Dataset extract START
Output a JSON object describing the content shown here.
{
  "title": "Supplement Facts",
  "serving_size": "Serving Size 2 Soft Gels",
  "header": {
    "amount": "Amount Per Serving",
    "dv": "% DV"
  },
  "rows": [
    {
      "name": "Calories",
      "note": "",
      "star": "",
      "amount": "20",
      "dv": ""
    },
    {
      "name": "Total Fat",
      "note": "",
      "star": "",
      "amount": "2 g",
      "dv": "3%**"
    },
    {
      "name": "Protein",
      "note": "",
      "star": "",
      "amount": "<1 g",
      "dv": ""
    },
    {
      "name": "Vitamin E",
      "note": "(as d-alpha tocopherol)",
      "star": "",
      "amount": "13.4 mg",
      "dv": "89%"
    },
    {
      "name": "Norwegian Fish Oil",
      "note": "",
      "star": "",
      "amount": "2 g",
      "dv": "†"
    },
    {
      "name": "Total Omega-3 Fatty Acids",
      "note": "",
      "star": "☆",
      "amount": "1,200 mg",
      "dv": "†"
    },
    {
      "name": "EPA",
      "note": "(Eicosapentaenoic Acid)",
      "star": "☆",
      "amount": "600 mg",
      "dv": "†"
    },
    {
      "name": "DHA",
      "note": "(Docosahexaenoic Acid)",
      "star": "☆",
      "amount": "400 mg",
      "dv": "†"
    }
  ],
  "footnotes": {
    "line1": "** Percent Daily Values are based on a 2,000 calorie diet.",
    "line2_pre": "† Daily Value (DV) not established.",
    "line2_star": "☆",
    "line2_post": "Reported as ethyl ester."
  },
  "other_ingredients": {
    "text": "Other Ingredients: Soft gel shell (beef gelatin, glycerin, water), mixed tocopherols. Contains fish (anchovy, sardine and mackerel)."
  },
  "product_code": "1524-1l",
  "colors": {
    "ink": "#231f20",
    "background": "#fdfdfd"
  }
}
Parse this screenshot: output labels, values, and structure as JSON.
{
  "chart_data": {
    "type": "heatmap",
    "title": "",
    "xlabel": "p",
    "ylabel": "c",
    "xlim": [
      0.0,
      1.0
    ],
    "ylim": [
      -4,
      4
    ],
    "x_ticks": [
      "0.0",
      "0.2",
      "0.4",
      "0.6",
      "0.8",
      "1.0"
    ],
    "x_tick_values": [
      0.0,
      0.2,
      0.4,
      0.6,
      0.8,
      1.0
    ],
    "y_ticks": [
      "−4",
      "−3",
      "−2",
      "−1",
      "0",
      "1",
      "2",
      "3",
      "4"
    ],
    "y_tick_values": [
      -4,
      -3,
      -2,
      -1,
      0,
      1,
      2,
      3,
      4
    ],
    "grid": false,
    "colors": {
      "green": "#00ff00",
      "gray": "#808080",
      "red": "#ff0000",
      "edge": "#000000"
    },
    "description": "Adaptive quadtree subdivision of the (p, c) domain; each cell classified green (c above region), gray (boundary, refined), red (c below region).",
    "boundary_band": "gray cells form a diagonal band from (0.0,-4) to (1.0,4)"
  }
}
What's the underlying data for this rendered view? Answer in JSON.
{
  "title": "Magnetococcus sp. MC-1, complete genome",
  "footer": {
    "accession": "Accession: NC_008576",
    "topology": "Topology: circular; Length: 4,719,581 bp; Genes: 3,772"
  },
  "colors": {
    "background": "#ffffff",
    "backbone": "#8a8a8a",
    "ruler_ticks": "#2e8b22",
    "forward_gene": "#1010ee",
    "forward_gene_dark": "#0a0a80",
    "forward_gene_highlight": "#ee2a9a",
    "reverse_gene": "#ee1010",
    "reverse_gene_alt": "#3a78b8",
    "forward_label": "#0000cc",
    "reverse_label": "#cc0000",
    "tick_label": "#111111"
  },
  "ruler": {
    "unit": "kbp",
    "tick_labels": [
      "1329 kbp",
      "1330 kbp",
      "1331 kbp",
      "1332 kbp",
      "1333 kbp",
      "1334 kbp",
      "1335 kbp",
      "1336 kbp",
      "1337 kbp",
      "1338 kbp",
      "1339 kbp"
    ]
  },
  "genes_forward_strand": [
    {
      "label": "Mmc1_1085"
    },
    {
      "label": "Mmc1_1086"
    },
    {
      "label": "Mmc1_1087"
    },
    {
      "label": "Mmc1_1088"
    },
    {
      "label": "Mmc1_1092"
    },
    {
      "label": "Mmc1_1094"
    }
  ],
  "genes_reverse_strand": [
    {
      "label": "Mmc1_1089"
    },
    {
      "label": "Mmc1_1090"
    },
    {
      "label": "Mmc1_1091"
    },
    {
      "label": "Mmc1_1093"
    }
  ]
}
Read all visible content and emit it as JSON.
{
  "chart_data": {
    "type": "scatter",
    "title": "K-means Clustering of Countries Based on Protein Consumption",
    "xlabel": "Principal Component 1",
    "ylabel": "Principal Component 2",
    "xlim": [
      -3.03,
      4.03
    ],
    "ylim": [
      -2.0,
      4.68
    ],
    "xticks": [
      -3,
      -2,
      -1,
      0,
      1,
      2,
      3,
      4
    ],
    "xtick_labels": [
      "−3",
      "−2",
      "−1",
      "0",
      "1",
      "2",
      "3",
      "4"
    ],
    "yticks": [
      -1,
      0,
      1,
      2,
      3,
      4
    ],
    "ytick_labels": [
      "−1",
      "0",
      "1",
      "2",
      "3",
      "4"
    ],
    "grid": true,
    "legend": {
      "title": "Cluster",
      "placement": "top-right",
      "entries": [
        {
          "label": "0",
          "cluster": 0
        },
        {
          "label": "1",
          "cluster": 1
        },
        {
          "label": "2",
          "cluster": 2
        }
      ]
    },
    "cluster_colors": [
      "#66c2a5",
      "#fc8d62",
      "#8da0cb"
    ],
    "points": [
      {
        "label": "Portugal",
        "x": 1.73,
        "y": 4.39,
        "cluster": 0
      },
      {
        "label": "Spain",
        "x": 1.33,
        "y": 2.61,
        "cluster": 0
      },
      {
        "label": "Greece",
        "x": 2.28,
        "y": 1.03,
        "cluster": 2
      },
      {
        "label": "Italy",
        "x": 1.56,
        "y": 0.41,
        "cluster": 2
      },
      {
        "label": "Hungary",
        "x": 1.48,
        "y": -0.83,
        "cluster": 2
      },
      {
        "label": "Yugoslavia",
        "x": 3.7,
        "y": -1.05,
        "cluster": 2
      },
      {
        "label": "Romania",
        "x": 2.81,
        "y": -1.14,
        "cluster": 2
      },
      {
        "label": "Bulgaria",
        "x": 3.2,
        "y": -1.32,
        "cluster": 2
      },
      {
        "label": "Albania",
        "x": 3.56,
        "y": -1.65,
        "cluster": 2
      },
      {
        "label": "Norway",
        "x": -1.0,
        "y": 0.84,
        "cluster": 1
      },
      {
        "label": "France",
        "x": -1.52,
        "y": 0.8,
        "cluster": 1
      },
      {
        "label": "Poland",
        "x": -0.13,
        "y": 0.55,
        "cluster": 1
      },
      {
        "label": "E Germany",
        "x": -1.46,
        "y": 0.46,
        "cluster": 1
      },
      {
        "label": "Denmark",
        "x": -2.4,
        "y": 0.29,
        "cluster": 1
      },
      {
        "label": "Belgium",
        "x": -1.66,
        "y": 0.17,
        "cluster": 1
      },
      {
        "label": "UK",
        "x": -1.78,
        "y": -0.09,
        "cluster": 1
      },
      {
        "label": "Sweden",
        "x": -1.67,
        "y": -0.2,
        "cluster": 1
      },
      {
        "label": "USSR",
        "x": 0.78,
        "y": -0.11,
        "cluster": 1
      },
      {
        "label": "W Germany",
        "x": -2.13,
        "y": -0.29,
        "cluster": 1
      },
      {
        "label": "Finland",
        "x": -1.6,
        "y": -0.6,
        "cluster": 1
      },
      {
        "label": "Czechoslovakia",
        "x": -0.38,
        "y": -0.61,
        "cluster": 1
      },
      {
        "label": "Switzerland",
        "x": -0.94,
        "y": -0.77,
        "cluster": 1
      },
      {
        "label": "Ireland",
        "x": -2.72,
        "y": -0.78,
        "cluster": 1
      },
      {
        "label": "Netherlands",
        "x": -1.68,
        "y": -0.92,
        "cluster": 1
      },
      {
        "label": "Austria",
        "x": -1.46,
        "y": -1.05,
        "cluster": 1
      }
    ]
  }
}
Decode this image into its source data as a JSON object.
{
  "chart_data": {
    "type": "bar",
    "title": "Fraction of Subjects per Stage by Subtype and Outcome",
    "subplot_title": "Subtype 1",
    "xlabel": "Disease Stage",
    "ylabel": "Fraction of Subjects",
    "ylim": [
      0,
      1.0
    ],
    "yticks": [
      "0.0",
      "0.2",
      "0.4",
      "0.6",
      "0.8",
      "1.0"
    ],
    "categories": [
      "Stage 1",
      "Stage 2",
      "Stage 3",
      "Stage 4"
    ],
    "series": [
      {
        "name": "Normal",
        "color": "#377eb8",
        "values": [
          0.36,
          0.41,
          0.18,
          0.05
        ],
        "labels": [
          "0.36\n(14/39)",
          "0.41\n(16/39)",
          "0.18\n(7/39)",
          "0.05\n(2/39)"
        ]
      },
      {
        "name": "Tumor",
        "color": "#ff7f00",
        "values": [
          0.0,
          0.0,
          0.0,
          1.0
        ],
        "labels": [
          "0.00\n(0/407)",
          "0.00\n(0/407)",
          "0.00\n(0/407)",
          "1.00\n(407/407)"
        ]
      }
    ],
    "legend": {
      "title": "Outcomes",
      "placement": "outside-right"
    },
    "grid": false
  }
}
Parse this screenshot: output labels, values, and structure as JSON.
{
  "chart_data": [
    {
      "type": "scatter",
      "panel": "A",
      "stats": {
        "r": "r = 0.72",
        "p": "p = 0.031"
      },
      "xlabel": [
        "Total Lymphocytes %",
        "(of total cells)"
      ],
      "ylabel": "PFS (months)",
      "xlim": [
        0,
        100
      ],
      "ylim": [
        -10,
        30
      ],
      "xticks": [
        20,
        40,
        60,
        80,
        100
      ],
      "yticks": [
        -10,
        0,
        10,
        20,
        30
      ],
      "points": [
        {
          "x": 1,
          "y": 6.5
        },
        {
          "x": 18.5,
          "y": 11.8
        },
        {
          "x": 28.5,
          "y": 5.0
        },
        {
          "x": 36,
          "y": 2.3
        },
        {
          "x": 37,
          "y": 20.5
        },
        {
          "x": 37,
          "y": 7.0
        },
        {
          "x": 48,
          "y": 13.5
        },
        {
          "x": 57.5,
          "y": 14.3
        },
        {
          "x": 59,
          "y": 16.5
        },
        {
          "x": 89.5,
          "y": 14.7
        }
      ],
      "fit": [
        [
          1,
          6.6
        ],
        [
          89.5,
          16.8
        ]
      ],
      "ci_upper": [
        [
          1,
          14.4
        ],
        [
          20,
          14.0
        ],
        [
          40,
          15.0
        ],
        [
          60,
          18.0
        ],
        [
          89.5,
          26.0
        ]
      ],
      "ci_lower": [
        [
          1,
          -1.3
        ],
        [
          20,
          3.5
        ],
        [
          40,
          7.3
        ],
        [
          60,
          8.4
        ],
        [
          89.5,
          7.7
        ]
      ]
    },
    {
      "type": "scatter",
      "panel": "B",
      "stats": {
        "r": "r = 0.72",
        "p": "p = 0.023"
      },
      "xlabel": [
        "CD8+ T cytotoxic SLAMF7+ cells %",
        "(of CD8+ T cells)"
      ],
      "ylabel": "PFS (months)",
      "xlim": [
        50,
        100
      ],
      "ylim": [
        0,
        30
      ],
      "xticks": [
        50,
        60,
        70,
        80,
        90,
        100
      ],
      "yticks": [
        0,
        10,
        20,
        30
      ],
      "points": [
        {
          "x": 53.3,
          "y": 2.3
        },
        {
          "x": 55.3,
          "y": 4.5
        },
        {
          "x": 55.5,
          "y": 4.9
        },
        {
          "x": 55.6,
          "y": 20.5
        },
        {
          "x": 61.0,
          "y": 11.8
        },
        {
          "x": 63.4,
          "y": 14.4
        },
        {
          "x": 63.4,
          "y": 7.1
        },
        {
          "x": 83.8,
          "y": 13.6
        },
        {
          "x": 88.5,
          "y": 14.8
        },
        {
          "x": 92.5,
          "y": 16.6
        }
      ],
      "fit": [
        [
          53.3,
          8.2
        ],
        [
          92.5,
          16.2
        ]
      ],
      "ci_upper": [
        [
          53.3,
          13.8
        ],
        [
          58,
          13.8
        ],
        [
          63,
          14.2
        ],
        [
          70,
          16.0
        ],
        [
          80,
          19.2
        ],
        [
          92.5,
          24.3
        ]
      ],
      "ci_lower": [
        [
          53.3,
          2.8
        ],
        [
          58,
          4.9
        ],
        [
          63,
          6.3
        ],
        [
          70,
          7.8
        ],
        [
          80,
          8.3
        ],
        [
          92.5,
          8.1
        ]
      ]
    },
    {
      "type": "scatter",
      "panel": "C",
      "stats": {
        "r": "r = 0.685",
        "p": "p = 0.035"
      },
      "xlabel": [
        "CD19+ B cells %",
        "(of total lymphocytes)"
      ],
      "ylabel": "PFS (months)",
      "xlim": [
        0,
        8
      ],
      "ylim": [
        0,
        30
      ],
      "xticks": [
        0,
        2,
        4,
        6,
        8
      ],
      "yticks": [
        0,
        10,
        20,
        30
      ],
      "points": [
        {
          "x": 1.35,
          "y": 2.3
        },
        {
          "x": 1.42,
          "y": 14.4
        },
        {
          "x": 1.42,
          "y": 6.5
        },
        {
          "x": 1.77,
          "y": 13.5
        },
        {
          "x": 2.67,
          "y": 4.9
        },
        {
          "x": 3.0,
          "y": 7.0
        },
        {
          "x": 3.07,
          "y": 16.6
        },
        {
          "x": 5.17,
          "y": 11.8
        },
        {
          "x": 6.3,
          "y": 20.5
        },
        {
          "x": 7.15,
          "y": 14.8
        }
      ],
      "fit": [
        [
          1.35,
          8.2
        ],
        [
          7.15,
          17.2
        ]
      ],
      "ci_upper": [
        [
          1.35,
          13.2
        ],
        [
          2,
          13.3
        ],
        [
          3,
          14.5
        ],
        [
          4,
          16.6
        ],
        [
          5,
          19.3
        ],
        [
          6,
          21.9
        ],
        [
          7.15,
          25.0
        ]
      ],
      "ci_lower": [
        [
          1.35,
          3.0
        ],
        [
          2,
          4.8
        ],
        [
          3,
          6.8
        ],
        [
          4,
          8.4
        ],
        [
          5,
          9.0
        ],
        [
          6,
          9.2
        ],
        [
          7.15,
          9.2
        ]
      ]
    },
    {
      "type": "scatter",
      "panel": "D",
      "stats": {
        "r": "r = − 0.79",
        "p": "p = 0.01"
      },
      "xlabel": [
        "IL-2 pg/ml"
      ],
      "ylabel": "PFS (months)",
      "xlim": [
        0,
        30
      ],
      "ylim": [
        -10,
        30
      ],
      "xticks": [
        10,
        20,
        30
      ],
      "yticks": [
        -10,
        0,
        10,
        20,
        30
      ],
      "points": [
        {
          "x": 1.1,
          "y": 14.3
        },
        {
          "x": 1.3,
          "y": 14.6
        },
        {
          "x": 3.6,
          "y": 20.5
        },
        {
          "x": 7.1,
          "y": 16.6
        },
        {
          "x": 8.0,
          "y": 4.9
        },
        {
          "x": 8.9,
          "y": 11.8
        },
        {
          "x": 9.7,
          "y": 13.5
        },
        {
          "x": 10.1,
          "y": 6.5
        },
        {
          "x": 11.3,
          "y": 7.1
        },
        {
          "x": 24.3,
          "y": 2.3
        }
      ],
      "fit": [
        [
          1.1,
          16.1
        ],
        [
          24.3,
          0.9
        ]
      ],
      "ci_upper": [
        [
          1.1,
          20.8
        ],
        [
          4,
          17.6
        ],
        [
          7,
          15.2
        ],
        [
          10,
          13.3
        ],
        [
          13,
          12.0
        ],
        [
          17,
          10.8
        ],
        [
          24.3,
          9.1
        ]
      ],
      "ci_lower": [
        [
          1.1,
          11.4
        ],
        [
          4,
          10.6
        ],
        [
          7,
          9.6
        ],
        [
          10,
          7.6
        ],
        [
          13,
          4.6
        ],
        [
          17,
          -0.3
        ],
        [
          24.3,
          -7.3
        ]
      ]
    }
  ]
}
Dataset extract END
Task statement: Where a line in the listing above contains "Fraction", copy that line.

Exercise response:
    "title": "Fraction of Subjects per Stage by Subtype and Outcome",
    "ylabel": "Fraction of Subjects",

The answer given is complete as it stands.